Task brief:
In the records that follow, locate every line with "name" and extract it.

[Data items]
--- --- ---

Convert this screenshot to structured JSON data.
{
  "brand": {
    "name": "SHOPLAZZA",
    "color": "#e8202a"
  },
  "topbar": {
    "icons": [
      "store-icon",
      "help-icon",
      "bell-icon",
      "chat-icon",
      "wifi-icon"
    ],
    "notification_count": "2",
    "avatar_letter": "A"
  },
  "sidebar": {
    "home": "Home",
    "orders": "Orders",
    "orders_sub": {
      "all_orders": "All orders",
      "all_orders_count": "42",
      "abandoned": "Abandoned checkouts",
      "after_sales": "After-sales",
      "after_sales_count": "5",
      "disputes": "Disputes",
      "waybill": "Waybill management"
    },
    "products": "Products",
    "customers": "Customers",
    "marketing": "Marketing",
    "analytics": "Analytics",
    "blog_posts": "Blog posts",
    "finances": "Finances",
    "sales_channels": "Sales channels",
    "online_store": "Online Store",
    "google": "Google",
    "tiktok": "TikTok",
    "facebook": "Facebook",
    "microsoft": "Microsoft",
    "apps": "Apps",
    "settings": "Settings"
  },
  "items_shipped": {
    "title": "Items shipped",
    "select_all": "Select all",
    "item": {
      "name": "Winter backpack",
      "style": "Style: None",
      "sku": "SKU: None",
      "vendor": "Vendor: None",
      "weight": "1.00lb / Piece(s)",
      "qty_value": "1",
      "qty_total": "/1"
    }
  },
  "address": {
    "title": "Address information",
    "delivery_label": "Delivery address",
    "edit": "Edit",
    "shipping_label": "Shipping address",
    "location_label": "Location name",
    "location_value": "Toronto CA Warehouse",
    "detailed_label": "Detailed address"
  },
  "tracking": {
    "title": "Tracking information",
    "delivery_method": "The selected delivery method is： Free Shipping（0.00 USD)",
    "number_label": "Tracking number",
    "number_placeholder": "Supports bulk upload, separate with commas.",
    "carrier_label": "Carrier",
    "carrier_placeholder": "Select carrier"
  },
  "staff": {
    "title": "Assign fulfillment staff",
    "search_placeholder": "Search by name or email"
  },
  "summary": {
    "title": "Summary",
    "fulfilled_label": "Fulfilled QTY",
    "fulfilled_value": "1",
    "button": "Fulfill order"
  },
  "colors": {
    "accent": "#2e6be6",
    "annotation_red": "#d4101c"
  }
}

--- --- ---

Solution to the exercise:
    "name": "SHOPLAZZA",
      "name": "Winter backpack",
    "location_label": "Location name",
    "search_placeholder": "Search by name or email"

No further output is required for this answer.